**Given task**
Write out the listing below without alteration, omitting its pictures.

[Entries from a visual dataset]
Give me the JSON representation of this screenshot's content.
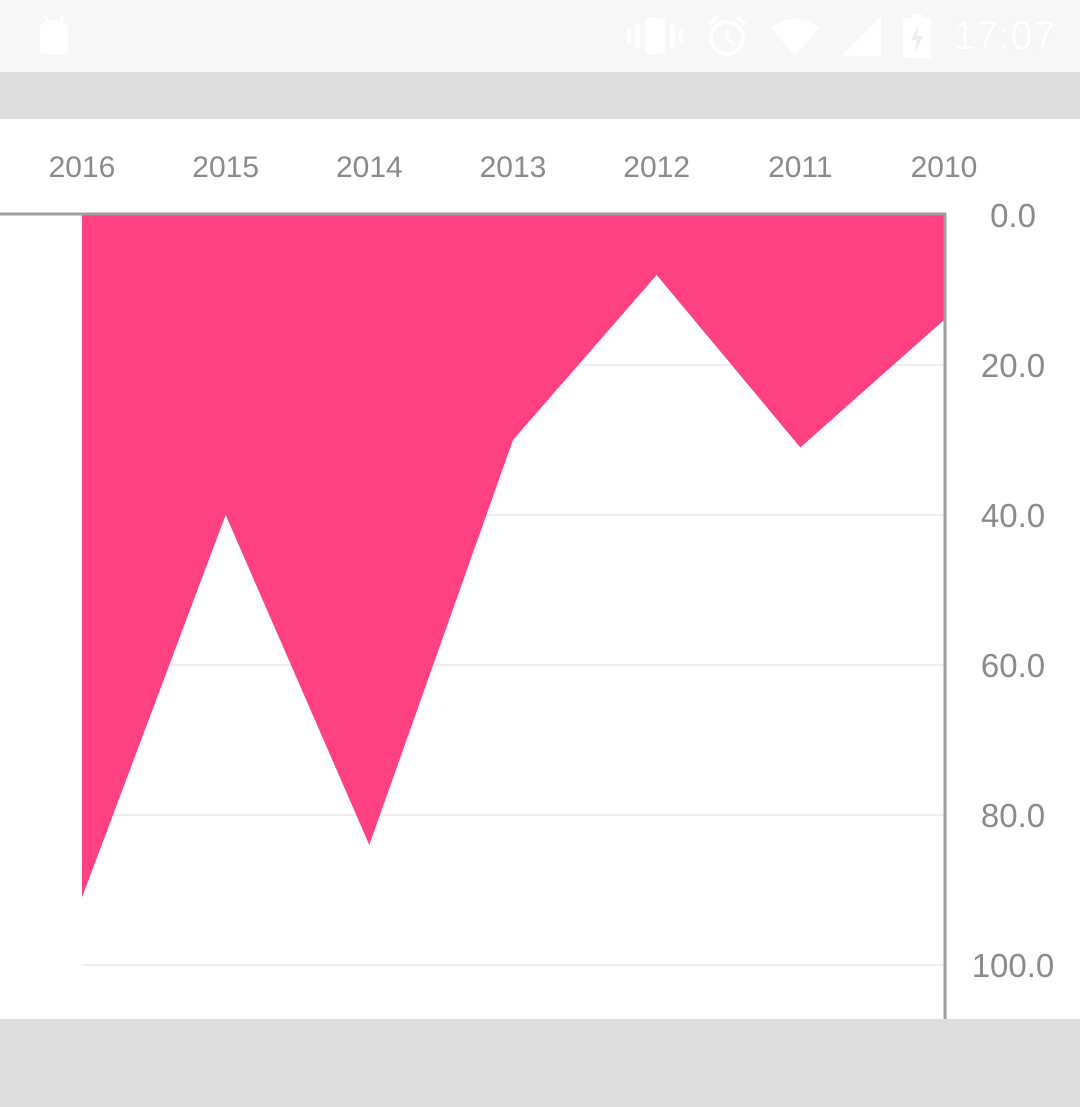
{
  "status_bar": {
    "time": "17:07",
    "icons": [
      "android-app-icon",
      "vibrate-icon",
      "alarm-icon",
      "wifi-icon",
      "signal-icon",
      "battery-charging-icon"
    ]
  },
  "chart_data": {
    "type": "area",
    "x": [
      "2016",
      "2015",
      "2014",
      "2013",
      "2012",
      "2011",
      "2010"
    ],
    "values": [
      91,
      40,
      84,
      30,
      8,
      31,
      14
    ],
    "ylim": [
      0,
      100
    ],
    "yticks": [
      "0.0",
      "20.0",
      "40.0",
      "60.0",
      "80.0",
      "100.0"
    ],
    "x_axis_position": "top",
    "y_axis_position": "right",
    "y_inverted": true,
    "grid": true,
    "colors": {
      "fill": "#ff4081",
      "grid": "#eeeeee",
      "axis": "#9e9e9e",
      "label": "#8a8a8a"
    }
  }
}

**Exercise result**
Give me the JSON representation of this screenshot's content.
{
  "status_bar": {
    "time": "17:07",
    "icons": [
      "android-app-icon",
      "vibrate-icon",
      "alarm-icon",
      "wifi-icon",
      "signal-icon",
      "battery-charging-icon"
    ]
  },
  "chart_data": {
    "type": "area",
    "x": [
      "2016",
      "2015",
      "2014",
      "2013",
      "2012",
      "2011",
      "2010"
    ],
    "values": [
      91,
      40,
      84,
      30,
      8,
      31,
      14
    ],
    "ylim": [
      0,
      100
    ],
    "yticks": [
      "0.0",
      "20.0",
      "40.0",
      "60.0",
      "80.0",
      "100.0"
    ],
    "x_axis_position": "top",
    "y_axis_position": "right",
    "y_inverted": true,
    "grid": true,
    "colors": {
      "fill": "#ff4081",
      "grid": "#eeeeee",
      "axis": "#9e9e9e",
      "label": "#8a8a8a"
    }
  }
}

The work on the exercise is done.